Source extract:
=-=-=-=-=
Monday, November 18, 2013
Of All the Ridiculous Songs I Love
And the ridiculous songs I love are legion -- from the old campfire favorites I'll launch into at the drop of a hat ("He always SINGS ragtime music to his cattle as he SWINGS back and forth in his saddle...") to novelty nostalgia ("Oh yes they call him the Streak, Lookity, lookity! Fastest thing on two feet!") and just the other day "Signs" was the only song on the radio that could tempt me to stop the dial surfing, turn it up and bellow, "THE SIGN SAID YOU GOT TO HAVE A MEMBERSHIP CARD TO GET INSIDE! HUNH!"
But of all the ridiculous songs I love, Donna Fargo's "The Happiest Girl in the Whole U.S.A." has got to be the height of silly profundity.
=-=-=-=-=
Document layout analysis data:
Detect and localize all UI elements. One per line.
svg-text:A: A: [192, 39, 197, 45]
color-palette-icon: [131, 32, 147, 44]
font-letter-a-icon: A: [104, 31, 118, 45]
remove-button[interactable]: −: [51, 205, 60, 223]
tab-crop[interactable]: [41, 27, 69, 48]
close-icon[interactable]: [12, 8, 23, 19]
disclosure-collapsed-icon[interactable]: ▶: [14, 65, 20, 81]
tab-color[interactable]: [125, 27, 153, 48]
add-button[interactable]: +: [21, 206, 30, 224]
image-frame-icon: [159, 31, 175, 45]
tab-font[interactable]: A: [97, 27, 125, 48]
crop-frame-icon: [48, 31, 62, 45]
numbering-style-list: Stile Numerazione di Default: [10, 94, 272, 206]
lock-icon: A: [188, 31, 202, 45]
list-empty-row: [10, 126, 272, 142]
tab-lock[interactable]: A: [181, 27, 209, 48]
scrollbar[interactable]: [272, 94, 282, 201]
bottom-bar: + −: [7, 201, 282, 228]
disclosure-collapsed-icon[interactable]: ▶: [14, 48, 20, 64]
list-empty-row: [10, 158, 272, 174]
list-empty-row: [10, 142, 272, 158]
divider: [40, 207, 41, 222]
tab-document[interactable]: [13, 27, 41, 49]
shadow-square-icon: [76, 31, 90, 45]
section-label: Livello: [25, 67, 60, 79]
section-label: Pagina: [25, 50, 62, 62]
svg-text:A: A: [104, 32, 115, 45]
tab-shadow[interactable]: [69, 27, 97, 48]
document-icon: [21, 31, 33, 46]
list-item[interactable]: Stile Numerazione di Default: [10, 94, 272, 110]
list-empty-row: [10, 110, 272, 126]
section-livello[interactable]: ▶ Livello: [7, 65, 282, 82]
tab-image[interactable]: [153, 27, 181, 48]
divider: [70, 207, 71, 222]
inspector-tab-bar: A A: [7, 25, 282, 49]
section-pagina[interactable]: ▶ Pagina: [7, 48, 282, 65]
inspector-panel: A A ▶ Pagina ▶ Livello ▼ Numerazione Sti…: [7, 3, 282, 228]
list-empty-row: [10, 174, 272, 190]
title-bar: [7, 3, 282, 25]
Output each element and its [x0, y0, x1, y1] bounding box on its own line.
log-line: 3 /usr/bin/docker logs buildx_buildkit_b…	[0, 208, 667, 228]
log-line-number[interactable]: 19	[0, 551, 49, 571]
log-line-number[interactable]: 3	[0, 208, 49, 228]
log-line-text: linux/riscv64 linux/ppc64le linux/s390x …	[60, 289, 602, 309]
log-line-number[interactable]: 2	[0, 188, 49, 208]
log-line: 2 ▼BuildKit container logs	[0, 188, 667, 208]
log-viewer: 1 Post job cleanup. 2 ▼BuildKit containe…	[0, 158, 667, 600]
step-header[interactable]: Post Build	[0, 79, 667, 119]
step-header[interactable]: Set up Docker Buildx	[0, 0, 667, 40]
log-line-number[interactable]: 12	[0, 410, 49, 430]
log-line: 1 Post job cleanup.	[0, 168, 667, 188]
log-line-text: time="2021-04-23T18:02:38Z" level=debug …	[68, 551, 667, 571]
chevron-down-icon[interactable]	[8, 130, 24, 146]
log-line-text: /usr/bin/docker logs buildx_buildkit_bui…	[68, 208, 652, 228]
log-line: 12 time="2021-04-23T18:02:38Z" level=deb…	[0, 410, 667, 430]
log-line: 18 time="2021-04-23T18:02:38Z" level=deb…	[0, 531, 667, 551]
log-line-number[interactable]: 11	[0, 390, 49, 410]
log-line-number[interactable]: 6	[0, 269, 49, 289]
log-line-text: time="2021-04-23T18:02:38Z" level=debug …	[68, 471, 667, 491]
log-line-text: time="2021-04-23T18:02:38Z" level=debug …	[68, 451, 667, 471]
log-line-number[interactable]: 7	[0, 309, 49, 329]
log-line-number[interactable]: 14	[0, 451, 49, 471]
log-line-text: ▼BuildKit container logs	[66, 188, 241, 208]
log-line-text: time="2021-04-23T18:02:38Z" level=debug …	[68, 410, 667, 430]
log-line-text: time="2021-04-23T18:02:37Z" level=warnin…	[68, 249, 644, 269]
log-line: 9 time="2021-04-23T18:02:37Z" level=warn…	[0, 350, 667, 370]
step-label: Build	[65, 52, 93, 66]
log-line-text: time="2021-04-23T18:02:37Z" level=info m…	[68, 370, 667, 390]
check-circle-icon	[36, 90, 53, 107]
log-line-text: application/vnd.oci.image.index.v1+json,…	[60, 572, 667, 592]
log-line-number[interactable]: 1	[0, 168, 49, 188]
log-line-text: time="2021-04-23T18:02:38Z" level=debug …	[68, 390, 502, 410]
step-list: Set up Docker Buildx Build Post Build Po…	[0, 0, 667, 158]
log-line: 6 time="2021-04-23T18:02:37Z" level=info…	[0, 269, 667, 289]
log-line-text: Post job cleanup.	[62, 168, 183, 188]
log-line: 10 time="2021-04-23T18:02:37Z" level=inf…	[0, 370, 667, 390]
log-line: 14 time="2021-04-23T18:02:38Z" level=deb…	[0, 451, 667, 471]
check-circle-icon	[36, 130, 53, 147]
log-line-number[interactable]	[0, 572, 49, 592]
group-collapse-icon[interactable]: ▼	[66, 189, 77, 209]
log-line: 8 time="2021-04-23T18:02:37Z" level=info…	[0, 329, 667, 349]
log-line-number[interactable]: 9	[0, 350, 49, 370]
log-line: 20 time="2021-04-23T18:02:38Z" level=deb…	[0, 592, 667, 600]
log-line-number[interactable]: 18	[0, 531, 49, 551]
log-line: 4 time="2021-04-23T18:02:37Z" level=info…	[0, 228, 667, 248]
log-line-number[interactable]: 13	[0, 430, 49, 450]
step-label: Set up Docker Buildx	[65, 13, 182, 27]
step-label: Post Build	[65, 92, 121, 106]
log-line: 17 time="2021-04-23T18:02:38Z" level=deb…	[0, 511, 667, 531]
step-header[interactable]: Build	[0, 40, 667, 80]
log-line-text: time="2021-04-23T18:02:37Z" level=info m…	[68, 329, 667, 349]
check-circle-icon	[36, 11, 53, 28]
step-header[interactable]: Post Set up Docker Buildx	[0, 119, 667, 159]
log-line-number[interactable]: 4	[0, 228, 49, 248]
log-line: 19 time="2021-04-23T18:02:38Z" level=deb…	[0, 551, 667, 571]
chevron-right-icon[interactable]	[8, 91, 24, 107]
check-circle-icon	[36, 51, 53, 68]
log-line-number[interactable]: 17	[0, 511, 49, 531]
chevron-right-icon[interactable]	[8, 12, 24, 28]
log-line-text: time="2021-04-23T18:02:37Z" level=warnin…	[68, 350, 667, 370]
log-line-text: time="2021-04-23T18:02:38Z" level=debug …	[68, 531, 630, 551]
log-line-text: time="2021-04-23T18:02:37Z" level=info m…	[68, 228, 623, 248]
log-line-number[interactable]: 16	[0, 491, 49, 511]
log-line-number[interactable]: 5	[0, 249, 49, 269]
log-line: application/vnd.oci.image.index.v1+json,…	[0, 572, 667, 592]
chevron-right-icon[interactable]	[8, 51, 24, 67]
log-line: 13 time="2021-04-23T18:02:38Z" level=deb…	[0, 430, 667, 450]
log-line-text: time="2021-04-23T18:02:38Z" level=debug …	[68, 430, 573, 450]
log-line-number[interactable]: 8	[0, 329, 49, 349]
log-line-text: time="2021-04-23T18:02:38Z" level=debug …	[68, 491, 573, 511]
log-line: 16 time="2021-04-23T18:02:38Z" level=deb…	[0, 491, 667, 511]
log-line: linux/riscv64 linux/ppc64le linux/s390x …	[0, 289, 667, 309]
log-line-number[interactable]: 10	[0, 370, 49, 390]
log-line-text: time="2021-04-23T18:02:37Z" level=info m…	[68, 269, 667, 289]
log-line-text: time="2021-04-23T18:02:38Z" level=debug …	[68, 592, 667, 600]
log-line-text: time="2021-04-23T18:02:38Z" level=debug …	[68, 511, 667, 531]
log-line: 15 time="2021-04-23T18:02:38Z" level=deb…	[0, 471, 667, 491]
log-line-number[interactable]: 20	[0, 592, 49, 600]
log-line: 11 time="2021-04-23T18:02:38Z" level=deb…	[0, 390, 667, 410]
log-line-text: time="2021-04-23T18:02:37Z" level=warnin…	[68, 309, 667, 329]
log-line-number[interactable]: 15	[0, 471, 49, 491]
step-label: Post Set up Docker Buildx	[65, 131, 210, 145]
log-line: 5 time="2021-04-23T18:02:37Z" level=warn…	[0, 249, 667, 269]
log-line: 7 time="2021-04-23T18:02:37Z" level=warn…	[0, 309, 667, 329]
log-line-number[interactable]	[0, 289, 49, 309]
=-=-=-=-=
Study questions:
**a)** In the blog post about ridiculous songs, which Donna Fargo song is called the height of silly profundity?
**b)** Carry on the blog post about ridiculous songs from its final sentence.
The records were drawn from a different source than the blog post.

Answers below:
**a)** "The Happiest Girl in the Whole U.S.A."

**b)**
Fargo combines minor-keyed prosaic simplicity and nearly bat-shit crazy lyrical inventions like bojangle clocks and skippity-doo-dahs into a funny concoction, but my very favorite moment of the 1972 song is when she shifts into a higher register and goes into the frenzied ecstasy of "Now you be careful, gotta go, I love you, have a beautiful day!" It's sheer joy but also denial and memory and sad hope in the era of the Vietnam War when so many men were not safe at home but half a world away, killing and dying. A great companion piece to Tammy Wynette's "Talking to Myself Again," another country classic about a woman playing house with the ghost of her long gone lover.
You can read "Happiest Girl" straight or you can read it crooked. Straight, it's a little manic, but sweet, while crooked, it's a howling cry of irony. That's the way Big Love played it and Lana Del Rey, who is surely the most lethargic girl in the whole etcetera.
A perfect November song for me, the month when PMS + DST + GFA = SAD. Throw some JFK anniversary in there and you've nearly got FML.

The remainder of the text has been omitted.